Do this: Repeat every record below exactly as written.

Information given:
* * * * * * * * *
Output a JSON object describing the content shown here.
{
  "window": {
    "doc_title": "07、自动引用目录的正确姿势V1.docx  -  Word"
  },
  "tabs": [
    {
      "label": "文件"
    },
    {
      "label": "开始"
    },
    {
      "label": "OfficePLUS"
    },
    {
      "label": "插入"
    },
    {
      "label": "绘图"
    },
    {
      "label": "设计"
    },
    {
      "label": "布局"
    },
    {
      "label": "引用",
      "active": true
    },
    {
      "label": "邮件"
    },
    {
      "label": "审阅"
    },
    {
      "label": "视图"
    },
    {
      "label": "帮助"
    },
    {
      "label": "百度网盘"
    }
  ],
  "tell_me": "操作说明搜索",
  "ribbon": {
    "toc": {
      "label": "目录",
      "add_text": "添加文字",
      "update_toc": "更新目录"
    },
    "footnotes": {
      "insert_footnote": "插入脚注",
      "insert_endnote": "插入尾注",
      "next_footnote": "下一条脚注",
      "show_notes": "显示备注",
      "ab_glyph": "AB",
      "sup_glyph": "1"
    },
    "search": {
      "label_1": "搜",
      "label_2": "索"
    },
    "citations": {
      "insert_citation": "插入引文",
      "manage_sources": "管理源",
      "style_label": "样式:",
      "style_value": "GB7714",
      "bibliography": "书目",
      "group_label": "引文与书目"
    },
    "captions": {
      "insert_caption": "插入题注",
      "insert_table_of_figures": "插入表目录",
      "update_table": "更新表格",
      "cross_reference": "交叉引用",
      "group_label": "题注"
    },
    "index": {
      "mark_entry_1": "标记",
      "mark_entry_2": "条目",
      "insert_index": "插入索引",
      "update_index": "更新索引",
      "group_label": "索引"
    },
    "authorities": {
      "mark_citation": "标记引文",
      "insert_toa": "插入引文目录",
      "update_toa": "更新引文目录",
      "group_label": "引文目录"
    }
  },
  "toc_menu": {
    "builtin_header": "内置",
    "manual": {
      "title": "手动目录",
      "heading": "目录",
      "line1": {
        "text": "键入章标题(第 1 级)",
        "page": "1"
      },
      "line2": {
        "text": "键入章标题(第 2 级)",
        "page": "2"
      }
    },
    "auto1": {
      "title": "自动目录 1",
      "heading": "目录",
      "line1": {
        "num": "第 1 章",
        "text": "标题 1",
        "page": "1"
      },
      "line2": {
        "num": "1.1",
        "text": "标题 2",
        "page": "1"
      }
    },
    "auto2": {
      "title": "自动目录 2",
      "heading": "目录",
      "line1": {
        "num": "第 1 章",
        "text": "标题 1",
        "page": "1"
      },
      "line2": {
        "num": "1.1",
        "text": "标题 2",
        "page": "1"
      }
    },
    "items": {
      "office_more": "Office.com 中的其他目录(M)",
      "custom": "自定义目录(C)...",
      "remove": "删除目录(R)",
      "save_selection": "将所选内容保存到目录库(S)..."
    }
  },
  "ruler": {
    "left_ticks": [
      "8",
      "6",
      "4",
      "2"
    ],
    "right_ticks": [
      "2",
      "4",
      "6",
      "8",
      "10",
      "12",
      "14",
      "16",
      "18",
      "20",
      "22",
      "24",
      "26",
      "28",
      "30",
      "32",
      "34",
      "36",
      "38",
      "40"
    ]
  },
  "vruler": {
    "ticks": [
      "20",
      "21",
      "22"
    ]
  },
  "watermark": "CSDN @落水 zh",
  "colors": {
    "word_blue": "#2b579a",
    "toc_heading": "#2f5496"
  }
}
* * * * * * * * *
Worked answer:
Output a JSON object describing the content shown here.
{
  "window": {
    "doc_title": "07、自动引用目录的正确姿势V1.docx  -  Word"
  },
  "tabs": [
    {
      "label": "文件"
    },
    {
      "label": "开始"
    },
    {
      "label": "OfficePLUS"
    },
    {
      "label": "插入"
    },
    {
      "label": "绘图"
    },
    {
      "label": "设计"
    },
    {
      "label": "布局"
    },
    {
      "label": "引用",
      "active": true
    },
    {
      "label": "邮件"
    },
    {
      "label": "审阅"
    },
    {
      "label": "视图"
    },
    {
      "label": "帮助"
    },
    {
      "label": "百度网盘"
    }
  ],
  "tell_me": "操作说明搜索",
  "ribbon": {
    "toc": {
      "label": "目录",
      "add_text": "添加文字",
      "update_toc": "更新目录"
    },
    "footnotes": {
      "insert_footnote": "插入脚注",
      "insert_endnote": "插入尾注",
      "next_footnote": "下一条脚注",
      "show_notes": "显示备注",
      "ab_glyph": "AB",
      "sup_glyph": "1"
    },
    "search": {
      "label_1": "搜",
      "label_2": "索"
    },
    "citations": {
      "insert_citation": "插入引文",
      "manage_sources": "管理源",
      "style_label": "样式:",
      "style_value": "GB7714",
      "bibliography": "书目",
      "group_label": "引文与书目"
    },
    "captions": {
      "insert_caption": "插入题注",
      "insert_table_of_figures": "插入表目录",
      "update_table": "更新表格",
      "cross_reference": "交叉引用",
      "group_label": "题注"
    },
    "index": {
      "mark_entry_1": "标记",
      "mark_entry_2": "条目",
      "insert_index": "插入索引",
      "update_index": "更新索引",
      "group_label": "索引"
    },
    "authorities": {
      "mark_citation": "标记引文",
      "insert_toa": "插入引文目录",
      "update_toa": "更新引文目录",
      "group_label": "引文目录"
    }
  },
  "toc_menu": {
    "builtin_header": "内置",
    "manual": {
      "title": "手动目录",
      "heading": "目录",
      "line1": {
        "text": "键入章标题(第 1 级)",
        "page": "1"
      },
      "line2": {
        "text": "键入章标题(第 2 级)",
        "page": "2"
      }
    },
    "auto1": {
      "title": "自动目录 1",
      "heading": "目录",
      "line1": {
        "num": "第 1 章",
        "text": "标题 1",
        "page": "1"
      },
      "line2": {
        "num": "1.1",
        "text": "标题 2",
        "page": "1"
      }
    },
    "auto2": {
      "title": "自动目录 2",
      "heading": "目录",
      "line1": {
        "num": "第 1 章",
        "text": "标题 1",
        "page": "1"
      },
      "line2": {
        "num": "1.1",
        "text": "标题 2",
        "page": "1"
      }
    },
    "items": {
      "office_more": "Office.com 中的其他目录(M)",
      "custom": "自定义目录(C)...",
      "remove": "删除目录(R)",
      "save_selection": "将所选内容保存到目录库(S)..."
    }
  },
  "ruler": {
    "left_ticks": [
      "8",
      "6",
      "4",
      "2"
    ],
    "right_ticks": [
      "2",
      "4",
      "6",
      "8",
      "10",
      "12",
      "14",
      "16",
      "18",
      "20",
      "22",
      "24",
      "26",
      "28",
      "30",
      "32",
      "34",
      "36",
      "38",
      "40"
    ]
  },
  "vruler": {
    "ticks": [
      "20",
      "21",
      "22"
    ]
  },
  "watermark": "CSDN @落水 zh",
  "colors": {
    "word_blue": "#2b579a",
    "toc_heading": "#2f5496"
  }
}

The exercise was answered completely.